Stored records:

---*---

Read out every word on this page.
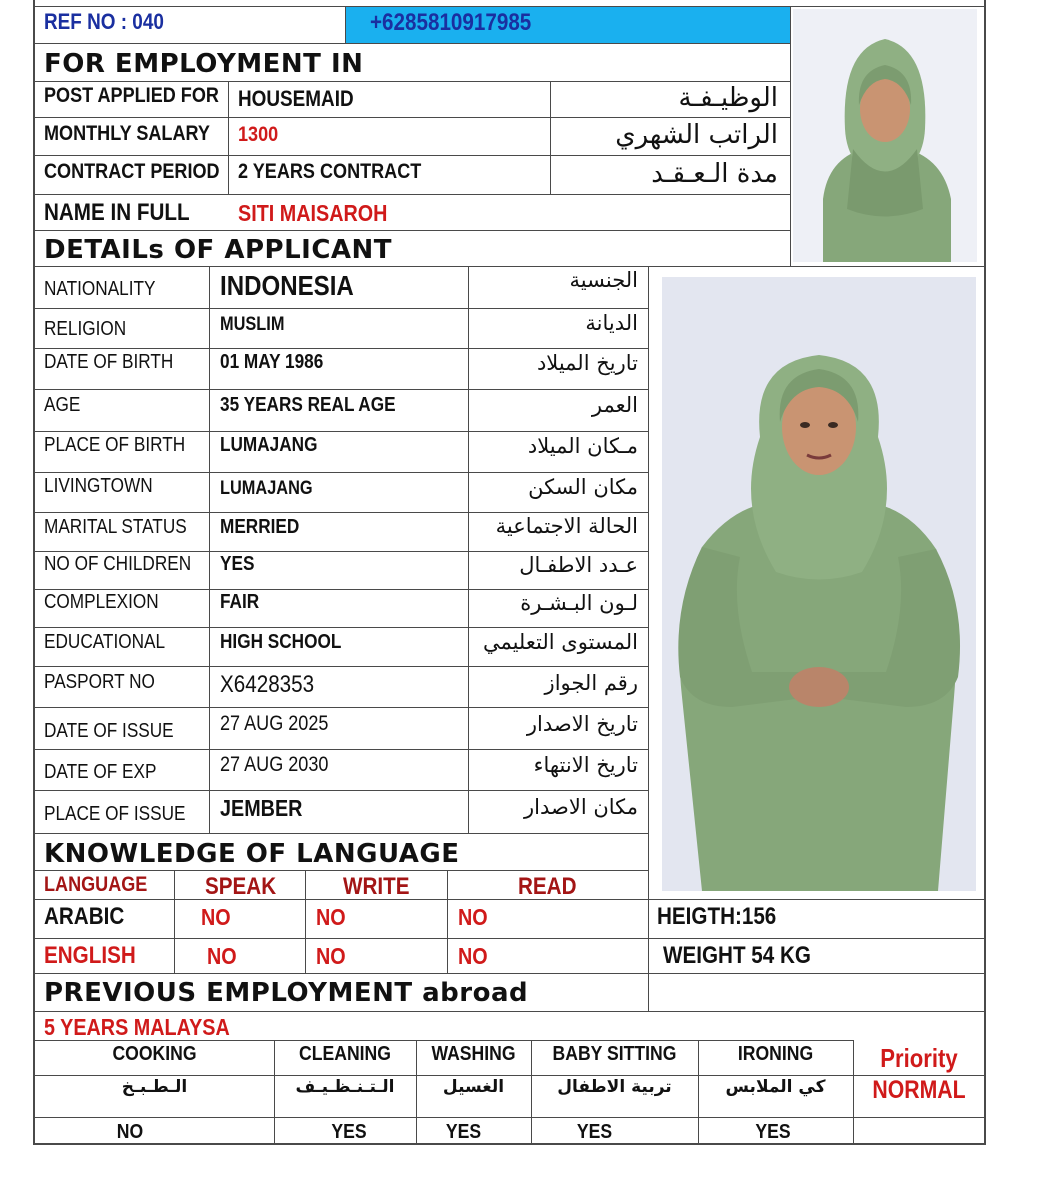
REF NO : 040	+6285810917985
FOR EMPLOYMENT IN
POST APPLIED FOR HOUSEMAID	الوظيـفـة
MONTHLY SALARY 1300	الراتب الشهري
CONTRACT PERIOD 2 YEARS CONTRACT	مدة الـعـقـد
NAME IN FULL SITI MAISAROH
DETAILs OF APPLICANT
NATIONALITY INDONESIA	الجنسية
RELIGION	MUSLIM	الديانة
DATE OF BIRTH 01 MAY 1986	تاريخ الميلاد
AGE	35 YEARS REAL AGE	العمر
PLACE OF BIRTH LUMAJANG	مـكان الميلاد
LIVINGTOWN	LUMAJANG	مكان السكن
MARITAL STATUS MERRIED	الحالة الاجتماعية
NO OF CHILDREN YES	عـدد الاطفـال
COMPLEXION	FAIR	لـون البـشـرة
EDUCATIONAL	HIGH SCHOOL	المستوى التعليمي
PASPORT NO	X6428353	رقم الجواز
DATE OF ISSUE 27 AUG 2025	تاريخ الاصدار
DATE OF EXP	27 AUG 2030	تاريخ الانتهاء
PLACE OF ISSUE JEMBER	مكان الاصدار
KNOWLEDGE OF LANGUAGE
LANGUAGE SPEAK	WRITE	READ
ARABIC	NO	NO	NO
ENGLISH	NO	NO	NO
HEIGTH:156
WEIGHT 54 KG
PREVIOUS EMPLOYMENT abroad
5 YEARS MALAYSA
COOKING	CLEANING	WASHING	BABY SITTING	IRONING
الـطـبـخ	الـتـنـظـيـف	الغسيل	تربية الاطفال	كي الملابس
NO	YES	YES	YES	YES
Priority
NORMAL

---*---

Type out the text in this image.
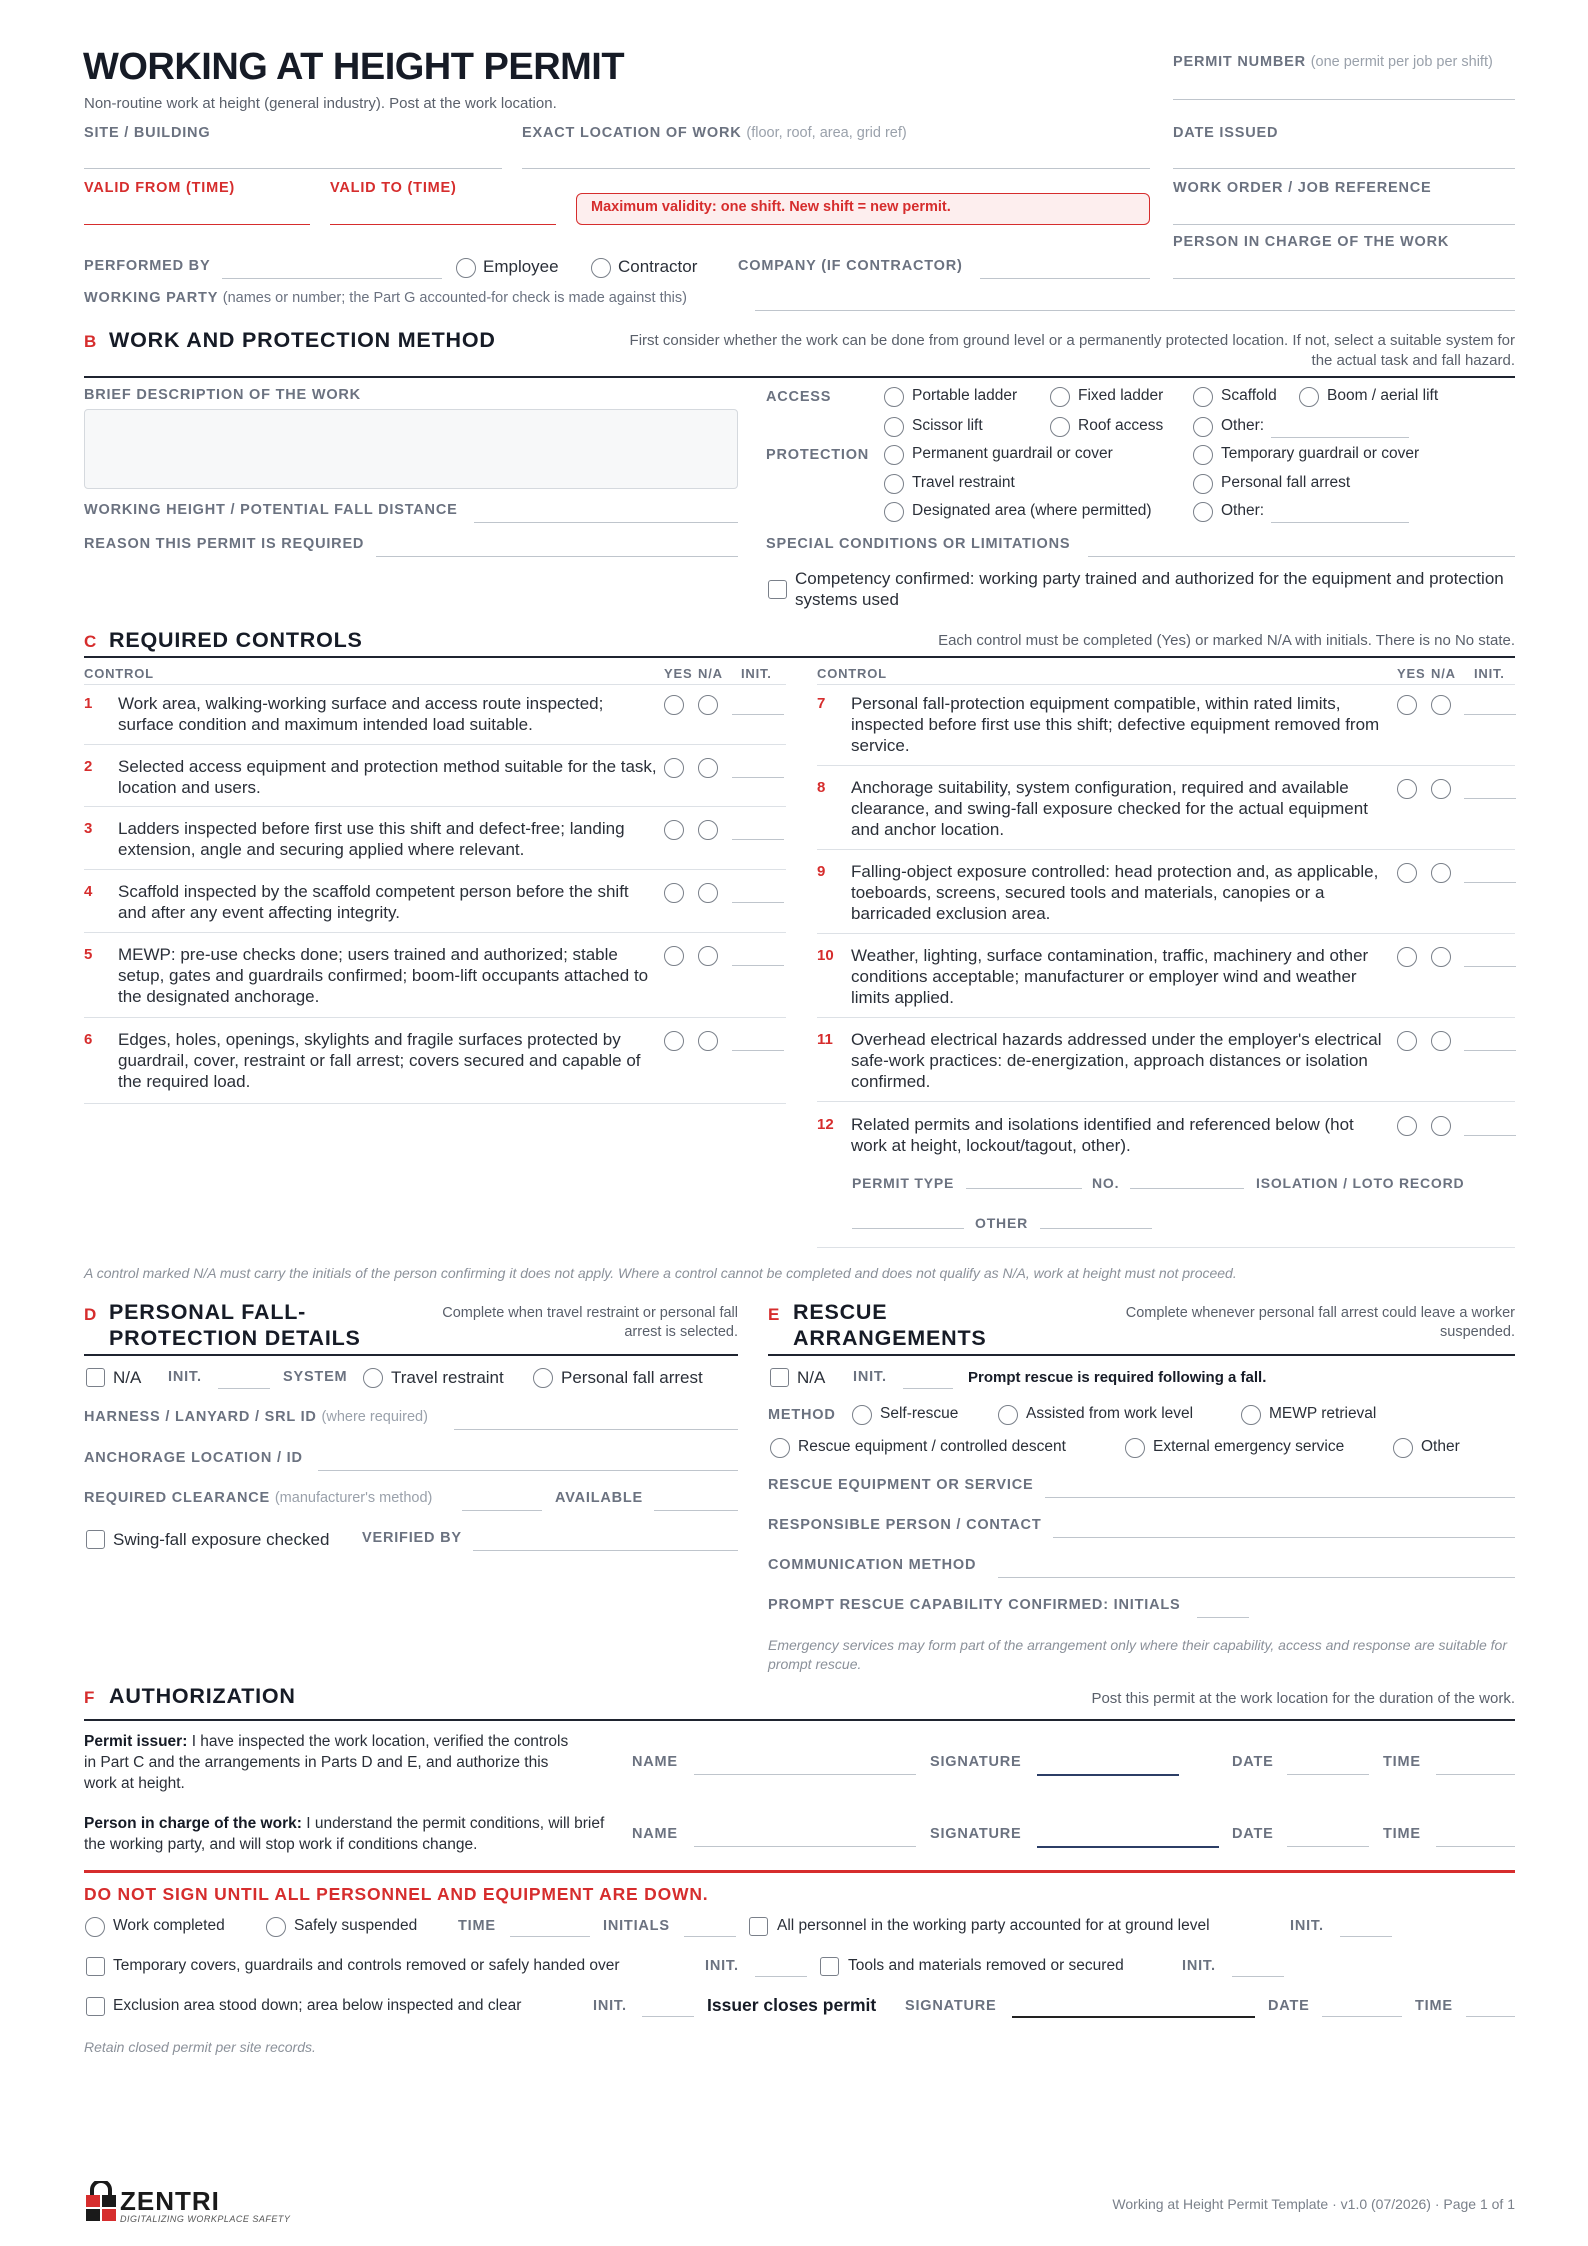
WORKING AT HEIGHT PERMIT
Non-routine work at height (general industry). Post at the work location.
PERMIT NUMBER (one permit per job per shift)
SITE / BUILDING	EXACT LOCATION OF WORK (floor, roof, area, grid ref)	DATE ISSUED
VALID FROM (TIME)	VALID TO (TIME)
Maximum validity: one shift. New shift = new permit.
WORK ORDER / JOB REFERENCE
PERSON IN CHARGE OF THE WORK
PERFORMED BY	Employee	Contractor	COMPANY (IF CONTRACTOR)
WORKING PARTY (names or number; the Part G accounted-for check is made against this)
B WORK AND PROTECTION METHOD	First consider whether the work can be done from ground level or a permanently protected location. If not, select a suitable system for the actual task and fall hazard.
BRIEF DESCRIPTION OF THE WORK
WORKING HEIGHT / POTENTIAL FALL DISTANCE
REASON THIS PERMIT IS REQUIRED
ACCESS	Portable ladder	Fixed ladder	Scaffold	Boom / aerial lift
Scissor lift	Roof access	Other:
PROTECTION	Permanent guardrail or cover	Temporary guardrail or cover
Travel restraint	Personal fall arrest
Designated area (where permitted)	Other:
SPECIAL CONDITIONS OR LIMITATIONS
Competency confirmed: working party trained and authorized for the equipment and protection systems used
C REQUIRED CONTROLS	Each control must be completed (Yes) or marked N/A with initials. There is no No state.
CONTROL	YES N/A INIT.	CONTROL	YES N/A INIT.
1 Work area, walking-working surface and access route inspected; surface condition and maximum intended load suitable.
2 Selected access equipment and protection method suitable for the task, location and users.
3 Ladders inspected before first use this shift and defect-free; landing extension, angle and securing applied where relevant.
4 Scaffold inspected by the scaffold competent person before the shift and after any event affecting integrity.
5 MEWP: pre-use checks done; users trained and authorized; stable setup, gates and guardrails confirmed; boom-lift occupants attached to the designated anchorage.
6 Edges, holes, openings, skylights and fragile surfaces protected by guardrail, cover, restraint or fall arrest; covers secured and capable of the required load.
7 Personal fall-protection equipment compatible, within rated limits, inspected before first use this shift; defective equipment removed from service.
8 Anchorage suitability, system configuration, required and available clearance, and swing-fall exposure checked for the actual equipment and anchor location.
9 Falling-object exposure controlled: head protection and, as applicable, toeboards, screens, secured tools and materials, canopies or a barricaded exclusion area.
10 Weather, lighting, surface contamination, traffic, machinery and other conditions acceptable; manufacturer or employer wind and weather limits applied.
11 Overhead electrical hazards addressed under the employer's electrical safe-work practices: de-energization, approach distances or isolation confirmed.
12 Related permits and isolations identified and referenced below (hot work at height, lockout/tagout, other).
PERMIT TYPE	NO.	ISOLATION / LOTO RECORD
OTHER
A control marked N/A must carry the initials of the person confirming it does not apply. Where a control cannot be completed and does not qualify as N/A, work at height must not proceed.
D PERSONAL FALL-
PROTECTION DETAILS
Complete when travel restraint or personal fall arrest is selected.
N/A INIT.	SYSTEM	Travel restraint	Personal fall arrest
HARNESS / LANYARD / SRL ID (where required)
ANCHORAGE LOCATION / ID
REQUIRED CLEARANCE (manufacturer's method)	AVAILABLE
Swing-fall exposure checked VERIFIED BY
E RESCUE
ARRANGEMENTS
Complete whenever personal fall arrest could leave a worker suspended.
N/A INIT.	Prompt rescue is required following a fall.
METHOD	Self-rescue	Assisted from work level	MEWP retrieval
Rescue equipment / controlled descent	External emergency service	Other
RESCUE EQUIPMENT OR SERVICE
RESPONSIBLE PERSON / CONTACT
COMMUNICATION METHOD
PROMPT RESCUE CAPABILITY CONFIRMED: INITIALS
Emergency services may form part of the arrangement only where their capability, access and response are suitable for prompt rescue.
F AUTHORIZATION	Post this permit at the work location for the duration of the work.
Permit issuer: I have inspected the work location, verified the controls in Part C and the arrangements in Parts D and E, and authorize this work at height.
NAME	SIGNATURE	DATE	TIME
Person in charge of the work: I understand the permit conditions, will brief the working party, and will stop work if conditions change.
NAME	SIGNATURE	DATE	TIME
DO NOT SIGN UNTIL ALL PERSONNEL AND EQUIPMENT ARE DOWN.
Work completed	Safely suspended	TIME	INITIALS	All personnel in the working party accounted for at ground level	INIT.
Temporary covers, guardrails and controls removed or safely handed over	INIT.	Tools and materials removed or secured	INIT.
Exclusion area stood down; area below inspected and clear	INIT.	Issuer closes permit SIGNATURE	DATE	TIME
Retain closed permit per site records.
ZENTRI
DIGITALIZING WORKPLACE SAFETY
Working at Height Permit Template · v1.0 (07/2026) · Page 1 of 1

---*---

Gather all the lines that include the word "covers" and copy them out.

TASK RESULT:
6 Edges, holes, openings, skylights and fragile surfaces protected by guardrail, cover, restraint or fall arrest; covers secured and capable of the required load.
Temporary covers, guardrails and controls removed or safely handed over	INIT.	Tools and materials removed or secured	INIT.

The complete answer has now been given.